[Stored entries]
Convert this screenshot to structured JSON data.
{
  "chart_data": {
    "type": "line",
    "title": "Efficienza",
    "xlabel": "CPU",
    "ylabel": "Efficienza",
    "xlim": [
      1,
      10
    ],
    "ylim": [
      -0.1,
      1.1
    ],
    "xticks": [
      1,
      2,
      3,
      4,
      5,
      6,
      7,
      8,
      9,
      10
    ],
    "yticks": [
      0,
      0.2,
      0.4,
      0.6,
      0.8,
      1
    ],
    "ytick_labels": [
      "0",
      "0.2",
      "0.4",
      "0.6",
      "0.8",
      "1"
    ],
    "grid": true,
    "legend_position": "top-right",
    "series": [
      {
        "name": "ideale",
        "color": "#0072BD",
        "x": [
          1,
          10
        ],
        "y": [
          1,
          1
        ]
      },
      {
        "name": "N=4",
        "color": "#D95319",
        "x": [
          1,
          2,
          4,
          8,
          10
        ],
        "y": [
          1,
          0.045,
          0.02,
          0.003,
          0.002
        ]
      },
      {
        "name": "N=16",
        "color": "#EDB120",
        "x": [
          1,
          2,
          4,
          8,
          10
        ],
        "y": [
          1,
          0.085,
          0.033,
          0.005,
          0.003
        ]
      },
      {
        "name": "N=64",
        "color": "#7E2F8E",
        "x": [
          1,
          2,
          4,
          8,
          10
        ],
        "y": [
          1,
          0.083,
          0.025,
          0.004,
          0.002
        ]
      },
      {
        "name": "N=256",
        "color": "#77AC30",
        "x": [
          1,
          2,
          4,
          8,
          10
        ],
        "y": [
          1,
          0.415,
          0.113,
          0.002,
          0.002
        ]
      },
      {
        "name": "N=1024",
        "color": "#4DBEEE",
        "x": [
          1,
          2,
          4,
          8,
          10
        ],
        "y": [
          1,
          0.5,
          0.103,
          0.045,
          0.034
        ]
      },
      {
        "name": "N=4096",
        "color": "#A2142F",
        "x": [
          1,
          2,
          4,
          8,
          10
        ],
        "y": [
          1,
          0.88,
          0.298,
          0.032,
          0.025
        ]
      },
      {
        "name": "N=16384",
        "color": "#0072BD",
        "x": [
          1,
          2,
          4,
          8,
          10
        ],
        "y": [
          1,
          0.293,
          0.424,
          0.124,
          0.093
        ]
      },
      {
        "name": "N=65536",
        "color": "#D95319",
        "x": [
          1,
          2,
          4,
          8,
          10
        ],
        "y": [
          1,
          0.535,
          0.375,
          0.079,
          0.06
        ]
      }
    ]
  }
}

■ **Aim**:
State how many lines of the listing above include the word "color". Give nothing but the number.

■ **Answer to the task**:
9